Request = Produce an exact transcription of the listing below, omitting the pictures.
====================
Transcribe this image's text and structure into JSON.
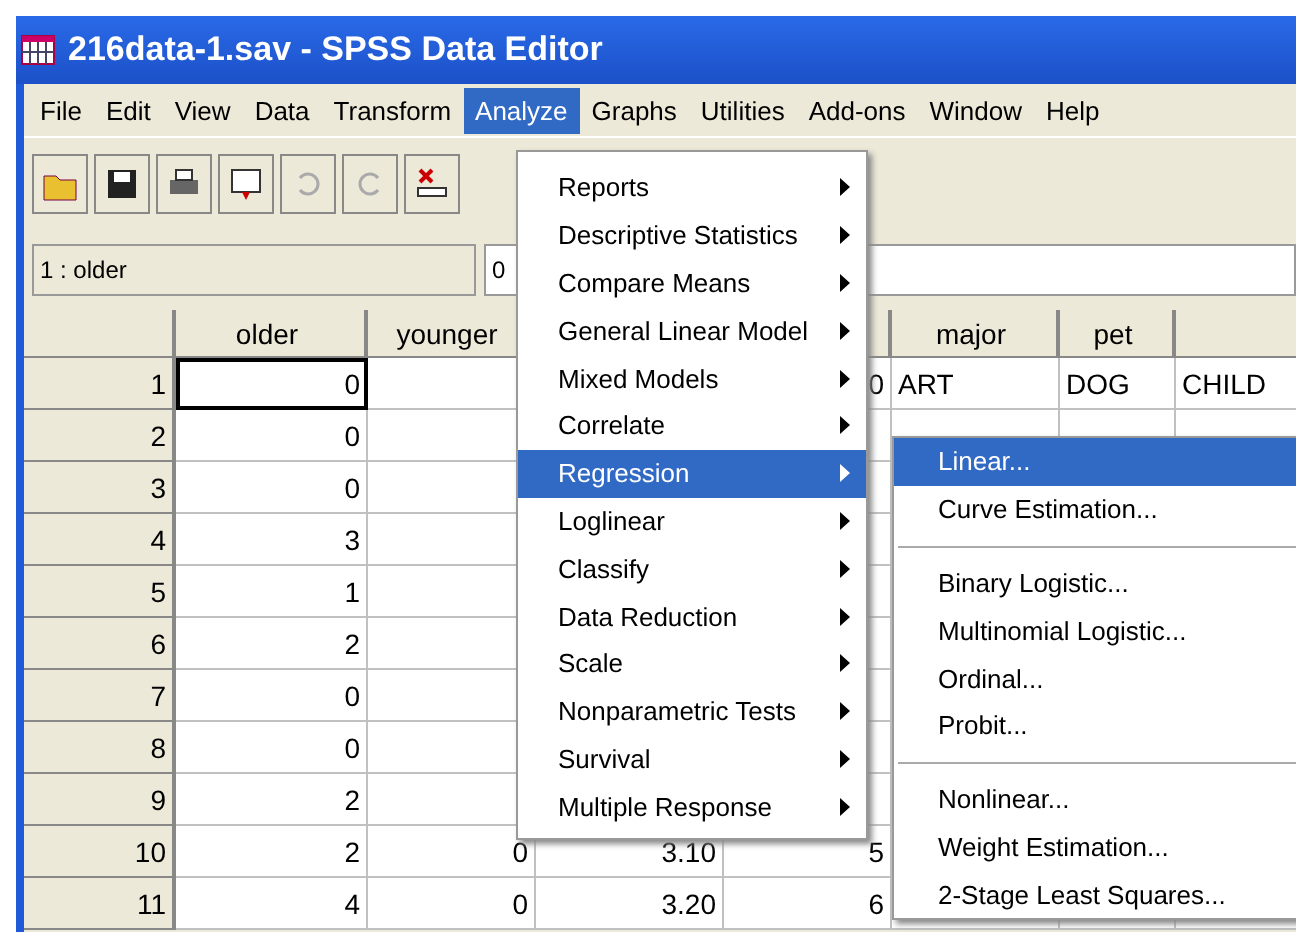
{
  "window": {
    "title": "216data-1.sav - SPSS Data Editor"
  },
  "menu_bar": [
    {
      "label": "File",
      "selected": false
    },
    {
      "label": "Edit",
      "selected": false
    },
    {
      "label": "View",
      "selected": false
    },
    {
      "label": "Data",
      "selected": false
    },
    {
      "label": "Transform",
      "selected": false
    },
    {
      "label": "Analyze",
      "selected": true
    },
    {
      "label": "Graphs",
      "selected": false
    },
    {
      "label": "Utilities",
      "selected": false
    },
    {
      "label": "Add-ons",
      "selected": false
    },
    {
      "label": "Window",
      "selected": false
    },
    {
      "label": "Help",
      "selected": false
    }
  ],
  "cell_editor": {
    "cell": "1 : older",
    "value": "0"
  },
  "table": {
    "columns": [
      {
        "label": "older"
      },
      {
        "label": "younger"
      },
      null,
      null,
      {
        "label": "major"
      },
      {
        "label": "pet"
      },
      null
    ],
    "rows": [
      {
        "header": "1",
        "selected": true,
        "cells": [
          "0",
          null,
          null,
          "0",
          "ART",
          "DOG",
          "CHILD"
        ]
      },
      {
        "header": "2",
        "selected": false,
        "cells": [
          "0",
          null,
          null,
          null,
          null,
          null,
          null
        ]
      },
      {
        "header": "3",
        "selected": false,
        "cells": [
          "0",
          null,
          null,
          null,
          null,
          null,
          null
        ]
      },
      {
        "header": "4",
        "selected": false,
        "cells": [
          "3",
          null,
          null,
          null,
          null,
          null,
          null
        ]
      },
      {
        "header": "5",
        "selected": false,
        "cells": [
          "1",
          null,
          null,
          null,
          null,
          null,
          null
        ]
      },
      {
        "header": "6",
        "selected": false,
        "cells": [
          "2",
          null,
          null,
          null,
          null,
          null,
          null
        ]
      },
      {
        "header": "7",
        "selected": false,
        "cells": [
          "0",
          null,
          null,
          null,
          null,
          null,
          null
        ]
      },
      {
        "header": "8",
        "selected": false,
        "cells": [
          "0",
          null,
          null,
          null,
          null,
          null,
          null
        ]
      },
      {
        "header": "9",
        "selected": false,
        "cells": [
          "2",
          null,
          null,
          null,
          null,
          null,
          null
        ]
      },
      {
        "header": "10",
        "selected": false,
        "cells": [
          "2",
          "0",
          "3.10",
          "5",
          null,
          null,
          null
        ]
      },
      {
        "header": "11",
        "selected": false,
        "cells": [
          "4",
          "0",
          "3.20",
          "6",
          null,
          null,
          null
        ]
      }
    ]
  },
  "analyze_menu": [
    {
      "label": "Reports",
      "selected": false
    },
    {
      "label": "Descriptive Statistics",
      "selected": false
    },
    {
      "label": "Compare Means",
      "selected": false
    },
    {
      "label": "General Linear Model",
      "selected": false
    },
    {
      "label": "Mixed Models",
      "selected": false
    },
    {
      "label": "Correlate",
      "selected": false
    },
    {
      "label": "Regression",
      "selected": true
    },
    {
      "label": "Loglinear",
      "selected": false
    },
    {
      "label": "Classify",
      "selected": false
    },
    {
      "label": "Data Reduction",
      "selected": false
    },
    {
      "label": "Scale",
      "selected": false
    },
    {
      "label": "Nonparametric Tests",
      "selected": false
    },
    {
      "label": "Survival",
      "selected": false
    },
    {
      "label": "Multiple Response",
      "selected": false
    }
  ],
  "regression_menu": [
    {
      "kind": "item",
      "label": "Linear...",
      "selected": true
    },
    {
      "kind": "item",
      "label": "Curve Estimation...",
      "selected": false
    },
    {
      "kind": "separator"
    },
    {
      "kind": "item",
      "label": "Binary Logistic...",
      "selected": false
    },
    {
      "kind": "item",
      "label": "Multinomial Logistic...",
      "selected": false
    },
    {
      "kind": "item",
      "label": "Ordinal...",
      "selected": false
    },
    {
      "kind": "item",
      "label": "Probit...",
      "selected": false
    },
    {
      "kind": "separator"
    },
    {
      "kind": "item",
      "label": "Nonlinear...",
      "selected": false
    },
    {
      "kind": "item",
      "label": "Weight Estimation...",
      "selected": false
    },
    {
      "kind": "item",
      "label": "2-Stage Least Squares...",
      "selected": false
    }
  ]
}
====================
The answer =
Transcribe this image's text and structure into JSON.
{
  "window": {
    "title": "216data-1.sav - SPSS Data Editor"
  },
  "menu_bar": [
    {
      "label": "File",
      "selected": false
    },
    {
      "label": "Edit",
      "selected": false
    },
    {
      "label": "View",
      "selected": false
    },
    {
      "label": "Data",
      "selected": false
    },
    {
      "label": "Transform",
      "selected": false
    },
    {
      "label": "Analyze",
      "selected": true
    },
    {
      "label": "Graphs",
      "selected": false
    },
    {
      "label": "Utilities",
      "selected": false
    },
    {
      "label": "Add-ons",
      "selected": false
    },
    {
      "label": "Window",
      "selected": false
    },
    {
      "label": "Help",
      "selected": false
    }
  ],
  "cell_editor": {
    "cell": "1 : older",
    "value": "0"
  },
  "table": {
    "columns": [
      {
        "label": "older"
      },
      {
        "label": "younger"
      },
      null,
      null,
      {
        "label": "major"
      },
      {
        "label": "pet"
      },
      null
    ],
    "rows": [
      {
        "header": "1",
        "selected": true,
        "cells": [
          "0",
          null,
          null,
          "0",
          "ART",
          "DOG",
          "CHILD"
        ]
      },
      {
        "header": "2",
        "selected": false,
        "cells": [
          "0",
          null,
          null,
          null,
          null,
          null,
          null
        ]
      },
      {
        "header": "3",
        "selected": false,
        "cells": [
          "0",
          null,
          null,
          null,
          null,
          null,
          null
        ]
      },
      {
        "header": "4",
        "selected": false,
        "cells": [
          "3",
          null,
          null,
          null,
          null,
          null,
          null
        ]
      },
      {
        "header": "5",
        "selected": false,
        "cells": [
          "1",
          null,
          null,
          null,
          null,
          null,
          null
        ]
      },
      {
        "header": "6",
        "selected": false,
        "cells": [
          "2",
          null,
          null,
          null,
          null,
          null,
          null
        ]
      },
      {
        "header": "7",
        "selected": false,
        "cells": [
          "0",
          null,
          null,
          null,
          null,
          null,
          null
        ]
      },
      {
        "header": "8",
        "selected": false,
        "cells": [
          "0",
          null,
          null,
          null,
          null,
          null,
          null
        ]
      },
      {
        "header": "9",
        "selected": false,
        "cells": [
          "2",
          null,
          null,
          null,
          null,
          null,
          null
        ]
      },
      {
        "header": "10",
        "selected": false,
        "cells": [
          "2",
          "0",
          "3.10",
          "5",
          null,
          null,
          null
        ]
      },
      {
        "header": "11",
        "selected": false,
        "cells": [
          "4",
          "0",
          "3.20",
          "6",
          null,
          null,
          null
        ]
      }
    ]
  },
  "analyze_menu": [
    {
      "label": "Reports",
      "selected": false
    },
    {
      "label": "Descriptive Statistics",
      "selected": false
    },
    {
      "label": "Compare Means",
      "selected": false
    },
    {
      "label": "General Linear Model",
      "selected": false
    },
    {
      "label": "Mixed Models",
      "selected": false
    },
    {
      "label": "Correlate",
      "selected": false
    },
    {
      "label": "Regression",
      "selected": true
    },
    {
      "label": "Loglinear",
      "selected": false
    },
    {
      "label": "Classify",
      "selected": false
    },
    {
      "label": "Data Reduction",
      "selected": false
    },
    {
      "label": "Scale",
      "selected": false
    },
    {
      "label": "Nonparametric Tests",
      "selected": false
    },
    {
      "label": "Survival",
      "selected": false
    },
    {
      "label": "Multiple Response",
      "selected": false
    }
  ],
  "regression_menu": [
    {
      "kind": "item",
      "label": "Linear...",
      "selected": true
    },
    {
      "kind": "item",
      "label": "Curve Estimation...",
      "selected": false
    },
    {
      "kind": "separator"
    },
    {
      "kind": "item",
      "label": "Binary Logistic...",
      "selected": false
    },
    {
      "kind": "item",
      "label": "Multinomial Logistic...",
      "selected": false
    },
    {
      "kind": "item",
      "label": "Ordinal...",
      "selected": false
    },
    {
      "kind": "item",
      "label": "Probit...",
      "selected": false
    },
    {
      "kind": "separator"
    },
    {
      "kind": "item",
      "label": "Nonlinear...",
      "selected": false
    },
    {
      "kind": "item",
      "label": "Weight Estimation...",
      "selected": false
    },
    {
      "kind": "item",
      "label": "2-Stage Least Squares...",
      "selected": false
    }
  ]
}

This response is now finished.